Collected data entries
==*==

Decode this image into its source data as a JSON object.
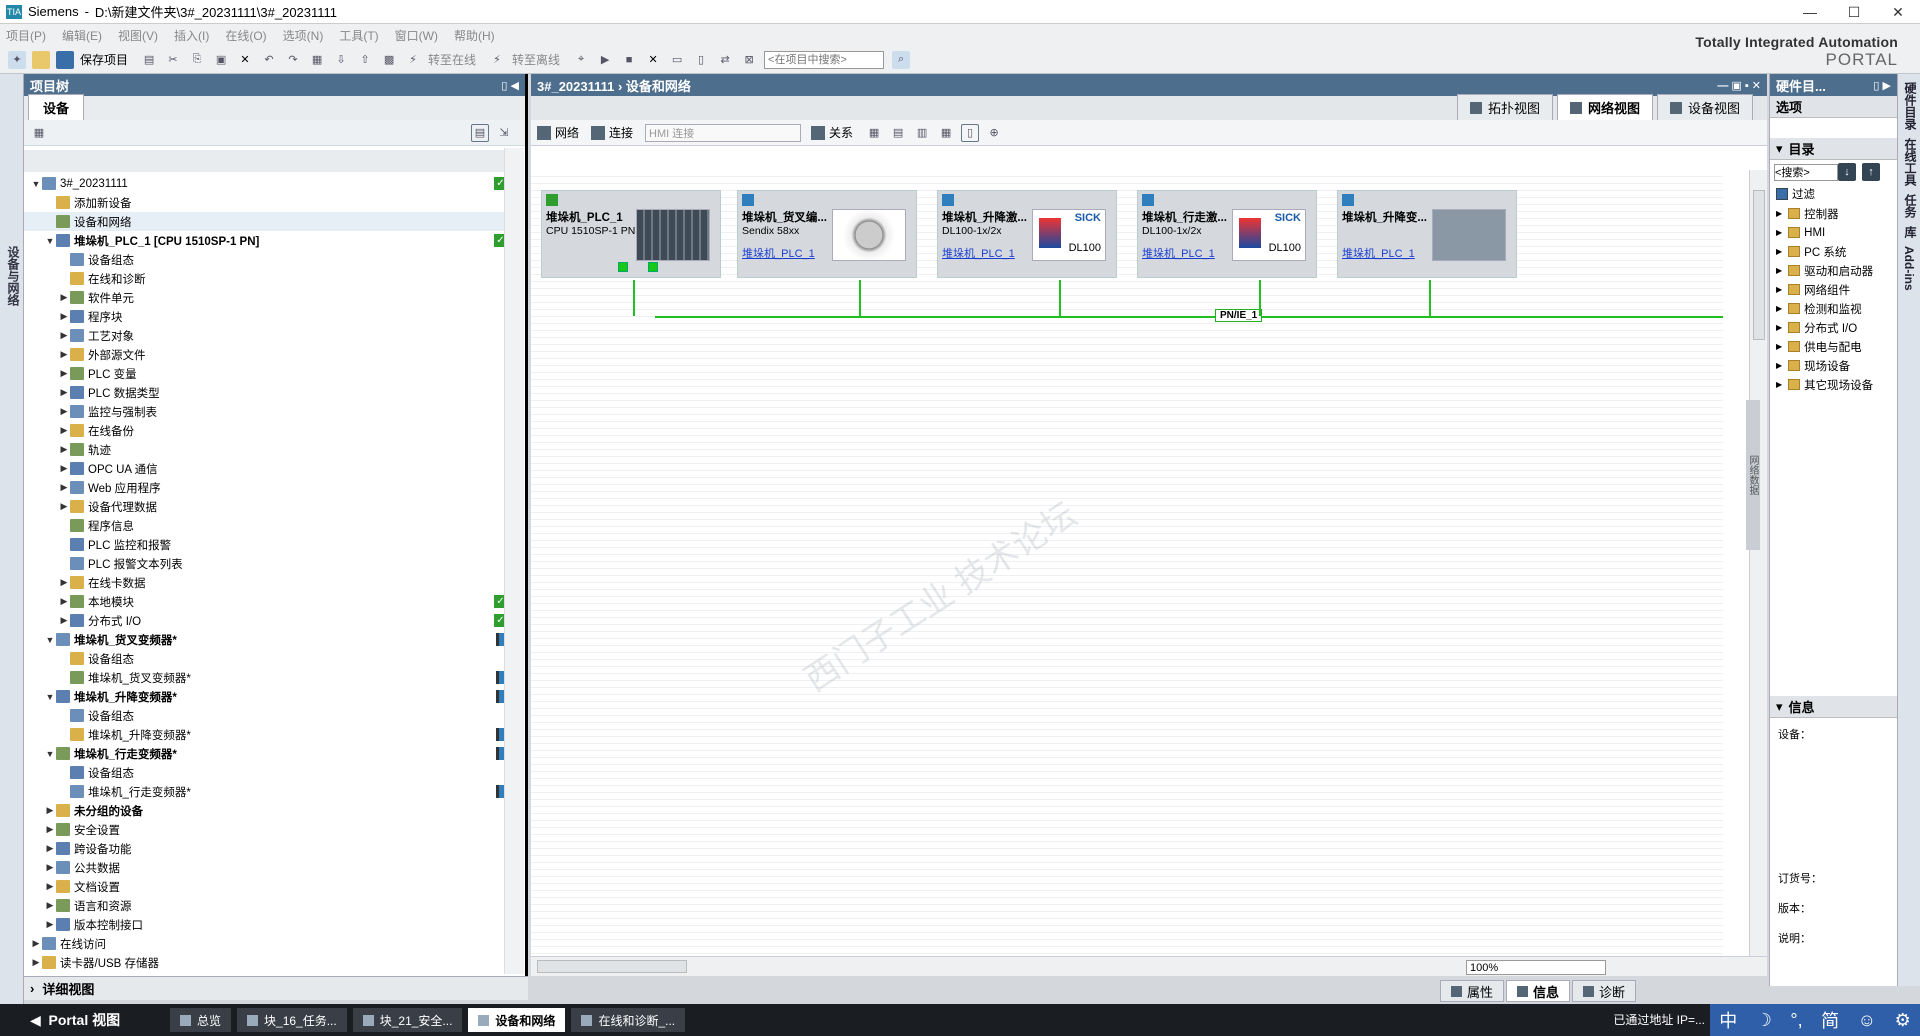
{
  "window": {
    "app": "Siemens",
    "path": "D:\\新建文件夹\\3#_20231111\\3#_20231111",
    "brand_line1": "Totally Integrated Automation",
    "brand_line2": "PORTAL"
  },
  "menu": [
    "项目(P)",
    "编辑(E)",
    "视图(V)",
    "插入(I)",
    "在线(O)",
    "选项(N)",
    "工具(T)",
    "窗口(W)",
    "帮助(H)"
  ],
  "toolbar": {
    "save_label": "保存项目",
    "go_online": "转至在线",
    "go_offline": "转至离线",
    "search_placeholder": "<在项目中搜索>"
  },
  "left_strip": "设备与网络",
  "project_tree": {
    "title": "项目树",
    "tab": "设备",
    "rows": [
      {
        "label": "3#_20231111",
        "indent": 0,
        "arrow": "▼",
        "bold": false,
        "st": "check,dot"
      },
      {
        "label": "添加新设备",
        "indent": 1,
        "arrow": "",
        "bold": false,
        "st": ""
      },
      {
        "label": "设备和网络",
        "indent": 1,
        "arrow": "",
        "bold": false,
        "st": "",
        "sel": true
      },
      {
        "label": "堆垛机_PLC_1 [CPU 1510SP-1 PN]",
        "indent": 1,
        "arrow": "▼",
        "bold": true,
        "st": "check,dot"
      },
      {
        "label": "设备组态",
        "indent": 2,
        "arrow": "",
        "bold": false,
        "st": ""
      },
      {
        "label": "在线和诊断",
        "indent": 2,
        "arrow": "",
        "bold": false,
        "st": ""
      },
      {
        "label": "软件单元",
        "indent": 2,
        "arrow": "▶",
        "bold": false,
        "st": ""
      },
      {
        "label": "程序块",
        "indent": 2,
        "arrow": "▶",
        "bold": false,
        "st": "dot"
      },
      {
        "label": "工艺对象",
        "indent": 2,
        "arrow": "▶",
        "bold": false,
        "st": ""
      },
      {
        "label": "外部源文件",
        "indent": 2,
        "arrow": "▶",
        "bold": false,
        "st": ""
      },
      {
        "label": "PLC 变量",
        "indent": 2,
        "arrow": "▶",
        "bold": false,
        "st": "dot"
      },
      {
        "label": "PLC 数据类型",
        "indent": 2,
        "arrow": "▶",
        "bold": false,
        "st": "dot"
      },
      {
        "label": "监控与强制表",
        "indent": 2,
        "arrow": "▶",
        "bold": false,
        "st": ""
      },
      {
        "label": "在线备份",
        "indent": 2,
        "arrow": "▶",
        "bold": false,
        "st": ""
      },
      {
        "label": "轨迹",
        "indent": 2,
        "arrow": "▶",
        "bold": false,
        "st": ""
      },
      {
        "label": "OPC UA 通信",
        "indent": 2,
        "arrow": "▶",
        "bold": false,
        "st": ""
      },
      {
        "label": "Web 应用程序",
        "indent": 2,
        "arrow": "▶",
        "bold": false,
        "st": ""
      },
      {
        "label": "设备代理数据",
        "indent": 2,
        "arrow": "▶",
        "bold": false,
        "st": ""
      },
      {
        "label": "程序信息",
        "indent": 2,
        "arrow": "",
        "bold": false,
        "st": ""
      },
      {
        "label": "PLC 监控和报警",
        "indent": 2,
        "arrow": "",
        "bold": false,
        "st": ""
      },
      {
        "label": "PLC 报警文本列表",
        "indent": 2,
        "arrow": "",
        "bold": false,
        "st": ""
      },
      {
        "label": "在线卡数据",
        "indent": 2,
        "arrow": "▶",
        "bold": false,
        "st": ""
      },
      {
        "label": "本地模块",
        "indent": 2,
        "arrow": "▶",
        "bold": false,
        "st": "check"
      },
      {
        "label": "分布式 I/O",
        "indent": 2,
        "arrow": "▶",
        "bold": false,
        "st": "check"
      },
      {
        "label": "堆垛机_货叉变频器*",
        "indent": 1,
        "arrow": "▼",
        "bold": true,
        "st": "net"
      },
      {
        "label": "设备组态",
        "indent": 2,
        "arrow": "",
        "bold": false,
        "st": ""
      },
      {
        "label": "堆垛机_货叉变频器*",
        "indent": 2,
        "arrow": "",
        "bold": false,
        "st": "net"
      },
      {
        "label": "堆垛机_升降变频器*",
        "indent": 1,
        "arrow": "▼",
        "bold": true,
        "st": "net"
      },
      {
        "label": "设备组态",
        "indent": 2,
        "arrow": "",
        "bold": false,
        "st": ""
      },
      {
        "label": "堆垛机_升降变频器*",
        "indent": 2,
        "arrow": "",
        "bold": false,
        "st": "net"
      },
      {
        "label": "堆垛机_行走变频器*",
        "indent": 1,
        "arrow": "▼",
        "bold": true,
        "st": "net"
      },
      {
        "label": "设备组态",
        "indent": 2,
        "arrow": "",
        "bold": false,
        "st": ""
      },
      {
        "label": "堆垛机_行走变频器*",
        "indent": 2,
        "arrow": "",
        "bold": false,
        "st": "net"
      },
      {
        "label": "未分组的设备",
        "indent": 1,
        "arrow": "▶",
        "bold": true,
        "st": ""
      },
      {
        "label": "安全设置",
        "indent": 1,
        "arrow": "▶",
        "bold": false,
        "st": ""
      },
      {
        "label": "跨设备功能",
        "indent": 1,
        "arrow": "▶",
        "bold": false,
        "st": ""
      },
      {
        "label": "公共数据",
        "indent": 1,
        "arrow": "▶",
        "bold": false,
        "st": ""
      },
      {
        "label": "文档设置",
        "indent": 1,
        "arrow": "▶",
        "bold": false,
        "st": ""
      },
      {
        "label": "语言和资源",
        "indent": 1,
        "arrow": "▶",
        "bold": false,
        "st": ""
      },
      {
        "label": "版本控制接口",
        "indent": 1,
        "arrow": "▶",
        "bold": false,
        "st": ""
      },
      {
        "label": "在线访问",
        "indent": 0,
        "arrow": "▶",
        "bold": false,
        "st": ""
      },
      {
        "label": "读卡器/USB 存储器",
        "indent": 0,
        "arrow": "▶",
        "bold": false,
        "st": ""
      }
    ],
    "detail_view": "详细视图"
  },
  "center": {
    "breadcrumb": "3#_20231111  ›  设备和网络",
    "view_tabs": [
      "拓扑视图",
      "网络视图",
      "设备视图"
    ],
    "tool": {
      "network": "网络",
      "connect": "连接",
      "hmi_conn": "HMI 连接",
      "relation": "关系"
    },
    "devices": [
      {
        "name": "堆垛机_PLC_1",
        "type": "CPU 1510SP-1 PN",
        "plc": "",
        "pic": "cpu"
      },
      {
        "name": "堆垛机_货叉编...",
        "type": "Sendix 58xx",
        "plc": "堆垛机_PLC_1",
        "pic": "enc"
      },
      {
        "name": "堆垛机_升降激...",
        "type": "DL100-1x/2x",
        "plc": "堆垛机_PLC_1",
        "pic": "sick"
      },
      {
        "name": "堆垛机_行走激...",
        "type": "DL100-1x/2x",
        "plc": "堆垛机_PLC_1",
        "pic": "sick"
      },
      {
        "name": "堆垛机_升降变...",
        "type": "",
        "plc": "堆垛机_PLC_1",
        "pic": "drv"
      }
    ],
    "sick_brand": "SICK",
    "sick_model": "DL100",
    "subnet": "PN/IE_1",
    "zoom": "100%",
    "side_collapsed": "网络数据"
  },
  "right": {
    "title": "硬件目...",
    "options": "选项",
    "catalog": "目录",
    "search": "<搜索>",
    "filter": "过滤",
    "items": [
      "控制器",
      "HMI",
      "PC 系统",
      "驱动和启动器",
      "网络组件",
      "检测和监视",
      "分布式 I/O",
      "供电与配电",
      "现场设备",
      "其它现场设备"
    ],
    "info": "信息",
    "device_label": "设备：",
    "order_label": "订货号：",
    "version_label": "版本：",
    "desc_label": "说明：",
    "strip": [
      "硬件目录",
      "在线工具",
      "任务",
      "库",
      "Add-ins"
    ]
  },
  "bottom_tabs": [
    "属性",
    "信息",
    "诊断"
  ],
  "taskbar": {
    "portal": "Portal 视图",
    "items": [
      "总览",
      "块_16_任务...",
      "块_21_安全...",
      "设备和网络",
      "在线和诊断_..."
    ],
    "status": "已通过地址 IP=..."
  },
  "ime": [
    "中",
    "简"
  ]
}
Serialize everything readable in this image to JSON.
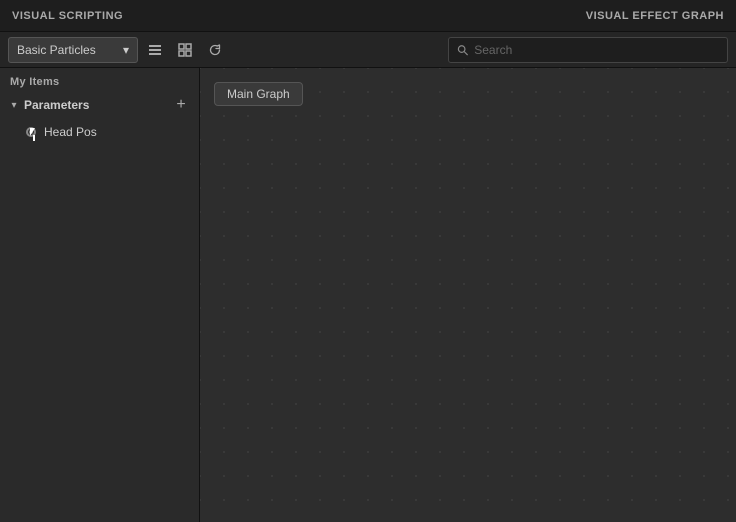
{
  "header": {
    "left_title": "VISUAL SCRIPTING",
    "right_title": "VISUAL EFFECT GRAPH"
  },
  "toolbar": {
    "dropdown_value": "Basic Particles",
    "dropdown_options": [
      "Basic Particles"
    ],
    "icon_list": "≡",
    "icon_layout": "⊡",
    "icon_refresh": "↺",
    "search_placeholder": "Search"
  },
  "sidebar": {
    "section_label": "My Items",
    "groups": [
      {
        "id": "parameters",
        "label": "Parameters",
        "expanded": true,
        "items": [
          {
            "id": "head-pos",
            "label": "Head Pos",
            "icon": "circle-dot"
          }
        ]
      }
    ]
  },
  "graph": {
    "tab_label": "Main Graph"
  }
}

==*==

# [Requirement]
Write out word for word every line from the line with "Serialize everything readable" through the final line of the records, both included, skipping the pictures.

# [Worked answer]
Serialize everything readable in this image to JSON.
{
  "header": {
    "left_title": "VISUAL SCRIPTING",
    "right_title": "VISUAL EFFECT GRAPH"
  },
  "toolbar": {
    "dropdown_value": "Basic Particles",
    "dropdown_options": [
      "Basic Particles"
    ],
    "icon_list": "≡",
    "icon_layout": "⊡",
    "icon_refresh": "↺",
    "search_placeholder": "Search"
  },
  "sidebar": {
    "section_label": "My Items",
    "groups": [
      {
        "id": "parameters",
        "label": "Parameters",
        "expanded": true,
        "items": [
          {
            "id": "head-pos",
            "label": "Head Pos",
            "icon": "circle-dot"
          }
        ]
      }
    ]
  },
  "graph": {
    "tab_label": "Main Graph"
  }
}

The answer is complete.